[Task statement] State how many lines hold the word "Space", with no other words.

[Source data]
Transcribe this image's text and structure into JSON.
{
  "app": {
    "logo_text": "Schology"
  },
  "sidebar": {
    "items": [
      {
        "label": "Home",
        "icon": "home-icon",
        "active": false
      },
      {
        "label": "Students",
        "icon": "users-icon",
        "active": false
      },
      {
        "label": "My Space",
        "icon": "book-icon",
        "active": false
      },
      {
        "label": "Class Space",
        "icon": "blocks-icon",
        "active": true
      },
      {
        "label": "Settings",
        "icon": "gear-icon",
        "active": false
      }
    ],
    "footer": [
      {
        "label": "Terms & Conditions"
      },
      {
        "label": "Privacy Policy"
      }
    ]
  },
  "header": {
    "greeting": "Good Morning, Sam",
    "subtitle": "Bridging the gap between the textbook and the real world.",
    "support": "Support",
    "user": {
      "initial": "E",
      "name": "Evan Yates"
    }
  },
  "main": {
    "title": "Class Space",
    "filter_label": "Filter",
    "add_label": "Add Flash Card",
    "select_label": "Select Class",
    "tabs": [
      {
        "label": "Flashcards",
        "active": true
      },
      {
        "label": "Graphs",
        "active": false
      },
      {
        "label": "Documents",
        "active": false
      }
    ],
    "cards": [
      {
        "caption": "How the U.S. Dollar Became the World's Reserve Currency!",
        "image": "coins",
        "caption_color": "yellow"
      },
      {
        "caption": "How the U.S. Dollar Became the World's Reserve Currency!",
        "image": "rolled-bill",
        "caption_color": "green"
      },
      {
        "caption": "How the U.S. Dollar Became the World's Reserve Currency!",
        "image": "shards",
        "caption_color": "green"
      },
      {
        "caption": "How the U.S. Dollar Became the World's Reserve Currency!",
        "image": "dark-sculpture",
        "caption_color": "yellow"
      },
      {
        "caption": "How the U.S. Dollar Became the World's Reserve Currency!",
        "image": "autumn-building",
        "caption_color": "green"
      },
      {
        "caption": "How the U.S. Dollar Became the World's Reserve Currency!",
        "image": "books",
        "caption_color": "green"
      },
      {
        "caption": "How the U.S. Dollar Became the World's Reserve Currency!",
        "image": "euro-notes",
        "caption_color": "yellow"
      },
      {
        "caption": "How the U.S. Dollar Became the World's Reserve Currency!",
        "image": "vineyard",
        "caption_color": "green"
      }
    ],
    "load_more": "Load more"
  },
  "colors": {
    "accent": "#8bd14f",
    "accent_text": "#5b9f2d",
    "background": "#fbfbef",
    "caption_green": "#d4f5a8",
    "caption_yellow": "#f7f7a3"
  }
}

[Solution to the problem] 3